**Task goal:**
Each record must be retyped in full. No character may differ.

**Data listing:**
■ ■ ■ ■ ■ ■ ■
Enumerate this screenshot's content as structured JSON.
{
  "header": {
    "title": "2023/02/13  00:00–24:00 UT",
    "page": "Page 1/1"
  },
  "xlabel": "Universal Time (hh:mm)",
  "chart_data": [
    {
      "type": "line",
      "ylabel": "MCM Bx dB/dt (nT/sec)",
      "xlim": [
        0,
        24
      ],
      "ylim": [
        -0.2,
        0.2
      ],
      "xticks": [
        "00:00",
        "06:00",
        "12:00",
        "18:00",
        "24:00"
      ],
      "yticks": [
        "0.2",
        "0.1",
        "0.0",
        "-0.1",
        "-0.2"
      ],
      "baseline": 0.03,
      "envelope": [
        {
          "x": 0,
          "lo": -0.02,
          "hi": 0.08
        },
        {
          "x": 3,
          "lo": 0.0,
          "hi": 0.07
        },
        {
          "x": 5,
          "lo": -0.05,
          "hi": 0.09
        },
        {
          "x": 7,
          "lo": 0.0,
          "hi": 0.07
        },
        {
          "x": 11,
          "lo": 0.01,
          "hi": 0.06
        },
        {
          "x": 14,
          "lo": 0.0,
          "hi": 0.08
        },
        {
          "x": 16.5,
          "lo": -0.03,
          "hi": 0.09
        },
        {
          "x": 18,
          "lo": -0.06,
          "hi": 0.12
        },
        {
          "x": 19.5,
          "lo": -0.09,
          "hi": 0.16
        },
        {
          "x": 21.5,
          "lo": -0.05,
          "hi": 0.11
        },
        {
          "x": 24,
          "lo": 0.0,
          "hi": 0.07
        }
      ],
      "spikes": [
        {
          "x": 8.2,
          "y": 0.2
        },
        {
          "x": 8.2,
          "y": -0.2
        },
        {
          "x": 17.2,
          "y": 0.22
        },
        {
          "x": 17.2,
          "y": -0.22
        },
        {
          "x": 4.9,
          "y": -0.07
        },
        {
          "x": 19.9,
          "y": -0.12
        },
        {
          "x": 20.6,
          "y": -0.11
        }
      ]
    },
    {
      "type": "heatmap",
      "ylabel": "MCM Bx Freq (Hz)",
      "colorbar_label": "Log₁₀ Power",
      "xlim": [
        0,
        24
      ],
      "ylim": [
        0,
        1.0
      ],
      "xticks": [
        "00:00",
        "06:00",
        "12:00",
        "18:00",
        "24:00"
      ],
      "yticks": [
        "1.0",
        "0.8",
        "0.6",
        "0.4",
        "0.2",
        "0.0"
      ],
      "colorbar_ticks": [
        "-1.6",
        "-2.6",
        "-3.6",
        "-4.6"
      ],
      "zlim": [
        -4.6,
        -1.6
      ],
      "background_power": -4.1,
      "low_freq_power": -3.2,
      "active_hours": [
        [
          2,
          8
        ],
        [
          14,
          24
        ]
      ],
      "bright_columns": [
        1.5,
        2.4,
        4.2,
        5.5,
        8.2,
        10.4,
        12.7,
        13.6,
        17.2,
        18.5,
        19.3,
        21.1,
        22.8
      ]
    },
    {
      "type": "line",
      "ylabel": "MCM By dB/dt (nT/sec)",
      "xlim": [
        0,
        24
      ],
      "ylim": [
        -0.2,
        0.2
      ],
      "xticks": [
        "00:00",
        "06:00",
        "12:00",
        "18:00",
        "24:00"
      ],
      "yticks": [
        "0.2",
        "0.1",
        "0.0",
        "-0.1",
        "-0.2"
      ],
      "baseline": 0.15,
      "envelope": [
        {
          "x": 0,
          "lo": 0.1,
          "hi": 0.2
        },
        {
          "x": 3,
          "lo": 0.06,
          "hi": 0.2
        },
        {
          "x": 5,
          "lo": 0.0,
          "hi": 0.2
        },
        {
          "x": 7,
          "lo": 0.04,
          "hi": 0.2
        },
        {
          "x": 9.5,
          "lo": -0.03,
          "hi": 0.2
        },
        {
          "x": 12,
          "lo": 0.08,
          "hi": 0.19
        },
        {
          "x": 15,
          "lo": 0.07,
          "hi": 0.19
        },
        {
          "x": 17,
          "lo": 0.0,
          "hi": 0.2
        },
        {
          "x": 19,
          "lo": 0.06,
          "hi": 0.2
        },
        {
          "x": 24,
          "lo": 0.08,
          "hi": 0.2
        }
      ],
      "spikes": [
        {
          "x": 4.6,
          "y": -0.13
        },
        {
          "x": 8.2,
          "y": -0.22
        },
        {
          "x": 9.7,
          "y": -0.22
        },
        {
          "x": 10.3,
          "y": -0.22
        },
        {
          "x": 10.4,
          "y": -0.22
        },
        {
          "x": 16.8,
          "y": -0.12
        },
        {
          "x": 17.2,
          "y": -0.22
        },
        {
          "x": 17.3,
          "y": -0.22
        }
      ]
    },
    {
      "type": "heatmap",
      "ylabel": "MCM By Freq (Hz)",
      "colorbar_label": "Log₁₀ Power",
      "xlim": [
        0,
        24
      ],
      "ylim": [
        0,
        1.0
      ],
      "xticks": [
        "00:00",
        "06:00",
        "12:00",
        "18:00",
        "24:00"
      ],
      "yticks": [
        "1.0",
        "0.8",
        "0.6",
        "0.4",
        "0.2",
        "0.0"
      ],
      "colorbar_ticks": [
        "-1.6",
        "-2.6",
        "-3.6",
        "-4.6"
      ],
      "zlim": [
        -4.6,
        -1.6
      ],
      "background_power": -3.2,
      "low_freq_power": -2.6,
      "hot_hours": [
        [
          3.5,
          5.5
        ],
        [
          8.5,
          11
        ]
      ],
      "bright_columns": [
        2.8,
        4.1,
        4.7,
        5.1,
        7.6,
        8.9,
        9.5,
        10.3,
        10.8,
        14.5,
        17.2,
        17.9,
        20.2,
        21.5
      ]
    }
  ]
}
■ ■ ■ ■ ■ ■ ■
**The output:**
Enumerate this screenshot's content as structured JSON.
{
  "header": {
    "title": "2023/02/13  00:00–24:00 UT",
    "page": "Page 1/1"
  },
  "xlabel": "Universal Time (hh:mm)",
  "chart_data": [
    {
      "type": "line",
      "ylabel": "MCM Bx dB/dt (nT/sec)",
      "xlim": [
        0,
        24
      ],
      "ylim": [
        -0.2,
        0.2
      ],
      "xticks": [
        "00:00",
        "06:00",
        "12:00",
        "18:00",
        "24:00"
      ],
      "yticks": [
        "0.2",
        "0.1",
        "0.0",
        "-0.1",
        "-0.2"
      ],
      "baseline": 0.03,
      "envelope": [
        {
          "x": 0,
          "lo": -0.02,
          "hi": 0.08
        },
        {
          "x": 3,
          "lo": 0.0,
          "hi": 0.07
        },
        {
          "x": 5,
          "lo": -0.05,
          "hi": 0.09
        },
        {
          "x": 7,
          "lo": 0.0,
          "hi": 0.07
        },
        {
          "x": 11,
          "lo": 0.01,
          "hi": 0.06
        },
        {
          "x": 14,
          "lo": 0.0,
          "hi": 0.08
        },
        {
          "x": 16.5,
          "lo": -0.03,
          "hi": 0.09
        },
        {
          "x": 18,
          "lo": -0.06,
          "hi": 0.12
        },
        {
          "x": 19.5,
          "lo": -0.09,
          "hi": 0.16
        },
        {
          "x": 21.5,
          "lo": -0.05,
          "hi": 0.11
        },
        {
          "x": 24,
          "lo": 0.0,
          "hi": 0.07
        }
      ],
      "spikes": [
        {
          "x": 8.2,
          "y": 0.2
        },
        {
          "x": 8.2,
          "y": -0.2
        },
        {
          "x": 17.2,
          "y": 0.22
        },
        {
          "x": 17.2,
          "y": -0.22
        },
        {
          "x": 4.9,
          "y": -0.07
        },
        {
          "x": 19.9,
          "y": -0.12
        },
        {
          "x": 20.6,
          "y": -0.11
        }
      ]
    },
    {
      "type": "heatmap",
      "ylabel": "MCM Bx Freq (Hz)",
      "colorbar_label": "Log₁₀ Power",
      "xlim": [
        0,
        24
      ],
      "ylim": [
        0,
        1.0
      ],
      "xticks": [
        "00:00",
        "06:00",
        "12:00",
        "18:00",
        "24:00"
      ],
      "yticks": [
        "1.0",
        "0.8",
        "0.6",
        "0.4",
        "0.2",
        "0.0"
      ],
      "colorbar_ticks": [
        "-1.6",
        "-2.6",
        "-3.6",
        "-4.6"
      ],
      "zlim": [
        -4.6,
        -1.6
      ],
      "background_power": -4.1,
      "low_freq_power": -3.2,
      "active_hours": [
        [
          2,
          8
        ],
        [
          14,
          24
        ]
      ],
      "bright_columns": [
        1.5,
        2.4,
        4.2,
        5.5,
        8.2,
        10.4,
        12.7,
        13.6,
        17.2,
        18.5,
        19.3,
        21.1,
        22.8
      ]
    },
    {
      "type": "line",
      "ylabel": "MCM By dB/dt (nT/sec)",
      "xlim": [
        0,
        24
      ],
      "ylim": [
        -0.2,
        0.2
      ],
      "xticks": [
        "00:00",
        "06:00",
        "12:00",
        "18:00",
        "24:00"
      ],
      "yticks": [
        "0.2",
        "0.1",
        "0.0",
        "-0.1",
        "-0.2"
      ],
      "baseline": 0.15,
      "envelope": [
        {
          "x": 0,
          "lo": 0.1,
          "hi": 0.2
        },
        {
          "x": 3,
          "lo": 0.06,
          "hi": 0.2
        },
        {
          "x": 5,
          "lo": 0.0,
          "hi": 0.2
        },
        {
          "x": 7,
          "lo": 0.04,
          "hi": 0.2
        },
        {
          "x": 9.5,
          "lo": -0.03,
          "hi": 0.2
        },
        {
          "x": 12,
          "lo": 0.08,
          "hi": 0.19
        },
        {
          "x": 15,
          "lo": 0.07,
          "hi": 0.19
        },
        {
          "x": 17,
          "lo": 0.0,
          "hi": 0.2
        },
        {
          "x": 19,
          "lo": 0.06,
          "hi": 0.2
        },
        {
          "x": 24,
          "lo": 0.08,
          "hi": 0.2
        }
      ],
      "spikes": [
        {
          "x": 4.6,
          "y": -0.13
        },
        {
          "x": 8.2,
          "y": -0.22
        },
        {
          "x": 9.7,
          "y": -0.22
        },
        {
          "x": 10.3,
          "y": -0.22
        },
        {
          "x": 10.4,
          "y": -0.22
        },
        {
          "x": 16.8,
          "y": -0.12
        },
        {
          "x": 17.2,
          "y": -0.22
        },
        {
          "x": 17.3,
          "y": -0.22
        }
      ]
    },
    {
      "type": "heatmap",
      "ylabel": "MCM By Freq (Hz)",
      "colorbar_label": "Log₁₀ Power",
      "xlim": [
        0,
        24
      ],
      "ylim": [
        0,
        1.0
      ],
      "xticks": [
        "00:00",
        "06:00",
        "12:00",
        "18:00",
        "24:00"
      ],
      "yticks": [
        "1.0",
        "0.8",
        "0.6",
        "0.4",
        "0.2",
        "0.0"
      ],
      "colorbar_ticks": [
        "-1.6",
        "-2.6",
        "-3.6",
        "-4.6"
      ],
      "zlim": [
        -4.6,
        -1.6
      ],
      "background_power": -3.2,
      "low_freq_power": -2.6,
      "hot_hours": [
        [
          3.5,
          5.5
        ],
        [
          8.5,
          11
        ]
      ],
      "bright_columns": [
        2.8,
        4.1,
        4.7,
        5.1,
        7.6,
        8.9,
        9.5,
        10.3,
        10.8,
        14.5,
        17.2,
        17.9,
        20.2,
        21.5
      ]
    }
  ]
}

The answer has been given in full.